WHAT IS ASKED
Return the records exactly as they are.

▶

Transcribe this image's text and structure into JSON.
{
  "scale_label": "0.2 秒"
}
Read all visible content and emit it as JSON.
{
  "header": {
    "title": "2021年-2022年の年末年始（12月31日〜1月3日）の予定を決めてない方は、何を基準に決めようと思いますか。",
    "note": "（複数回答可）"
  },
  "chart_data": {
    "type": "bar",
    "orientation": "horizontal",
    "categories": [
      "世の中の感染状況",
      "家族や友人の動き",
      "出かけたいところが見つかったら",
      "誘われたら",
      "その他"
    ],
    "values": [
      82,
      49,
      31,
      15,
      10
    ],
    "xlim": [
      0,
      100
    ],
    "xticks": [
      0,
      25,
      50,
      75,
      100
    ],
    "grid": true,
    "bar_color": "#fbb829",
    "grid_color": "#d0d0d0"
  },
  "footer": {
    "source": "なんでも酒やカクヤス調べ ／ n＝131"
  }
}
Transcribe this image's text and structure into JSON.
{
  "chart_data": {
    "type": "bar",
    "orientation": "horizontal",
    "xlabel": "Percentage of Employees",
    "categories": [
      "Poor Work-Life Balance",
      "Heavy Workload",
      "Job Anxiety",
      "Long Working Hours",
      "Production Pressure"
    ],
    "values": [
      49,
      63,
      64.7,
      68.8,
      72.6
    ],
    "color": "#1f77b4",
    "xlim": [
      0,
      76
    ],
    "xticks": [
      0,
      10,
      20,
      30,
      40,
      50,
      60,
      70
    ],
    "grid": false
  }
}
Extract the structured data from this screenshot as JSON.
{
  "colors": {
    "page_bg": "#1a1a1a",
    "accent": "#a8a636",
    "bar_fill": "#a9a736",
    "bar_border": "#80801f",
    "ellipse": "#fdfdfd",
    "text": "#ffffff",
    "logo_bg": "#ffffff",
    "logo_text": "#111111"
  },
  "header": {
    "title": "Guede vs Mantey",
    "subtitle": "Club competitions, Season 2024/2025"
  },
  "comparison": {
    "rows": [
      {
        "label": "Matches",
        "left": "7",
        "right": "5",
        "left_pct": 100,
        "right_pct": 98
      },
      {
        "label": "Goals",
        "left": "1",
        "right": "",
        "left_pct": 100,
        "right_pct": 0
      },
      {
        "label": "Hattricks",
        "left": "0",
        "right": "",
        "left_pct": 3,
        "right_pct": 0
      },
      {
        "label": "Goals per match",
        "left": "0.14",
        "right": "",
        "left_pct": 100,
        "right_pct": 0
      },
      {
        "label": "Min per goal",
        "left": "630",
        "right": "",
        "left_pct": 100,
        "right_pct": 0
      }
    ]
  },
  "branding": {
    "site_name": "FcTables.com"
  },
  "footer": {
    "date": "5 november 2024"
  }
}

◀

PROBLEM SOLUTION
Transcribe this image's text and structure into JSON.
{
  "scale_label": "0.2 秒"
}
Read all visible content and emit it as JSON.
{
  "header": {
    "title": "2021年-2022年の年末年始（12月31日〜1月3日）の予定を決めてない方は、何を基準に決めようと思いますか。",
    "note": "（複数回答可）"
  },
  "chart_data": {
    "type": "bar",
    "orientation": "horizontal",
    "categories": [
      "世の中の感染状況",
      "家族や友人の動き",
      "出かけたいところが見つかったら",
      "誘われたら",
      "その他"
    ],
    "values": [
      82,
      49,
      31,
      15,
      10
    ],
    "xlim": [
      0,
      100
    ],
    "xticks": [
      0,
      25,
      50,
      75,
      100
    ],
    "grid": true,
    "bar_color": "#fbb829",
    "grid_color": "#d0d0d0"
  },
  "footer": {
    "source": "なんでも酒やカクヤス調べ ／ n＝131"
  }
}
Transcribe this image's text and structure into JSON.
{
  "chart_data": {
    "type": "bar",
    "orientation": "horizontal",
    "xlabel": "Percentage of Employees",
    "categories": [
      "Poor Work-Life Balance",
      "Heavy Workload",
      "Job Anxiety",
      "Long Working Hours",
      "Production Pressure"
    ],
    "values": [
      49,
      63,
      64.7,
      68.8,
      72.6
    ],
    "color": "#1f77b4",
    "xlim": [
      0,
      76
    ],
    "xticks": [
      0,
      10,
      20,
      30,
      40,
      50,
      60,
      70
    ],
    "grid": false
  }
}
Extract the structured data from this screenshot as JSON.
{
  "colors": {
    "page_bg": "#1a1a1a",
    "accent": "#a8a636",
    "bar_fill": "#a9a736",
    "bar_border": "#80801f",
    "ellipse": "#fdfdfd",
    "text": "#ffffff",
    "logo_bg": "#ffffff",
    "logo_text": "#111111"
  },
  "header": {
    "title": "Guede vs Mantey",
    "subtitle": "Club competitions, Season 2024/2025"
  },
  "comparison": {
    "rows": [
      {
        "label": "Matches",
        "left": "7",
        "right": "5",
        "left_pct": 100,
        "right_pct": 98
      },
      {
        "label": "Goals",
        "left": "1",
        "right": "",
        "left_pct": 100,
        "right_pct": 0
      },
      {
        "label": "Hattricks",
        "left": "0",
        "right": "",
        "left_pct": 3,
        "right_pct": 0
      },
      {
        "label": "Goals per match",
        "left": "0.14",
        "right": "",
        "left_pct": 100,
        "right_pct": 0
      },
      {
        "label": "Min per goal",
        "left": "630",
        "right": "",
        "left_pct": 100,
        "right_pct": 0
      }
    ]
  },
  "branding": {
    "site_name": "FcTables.com"
  },
  "footer": {
    "date": "5 november 2024"
  }
}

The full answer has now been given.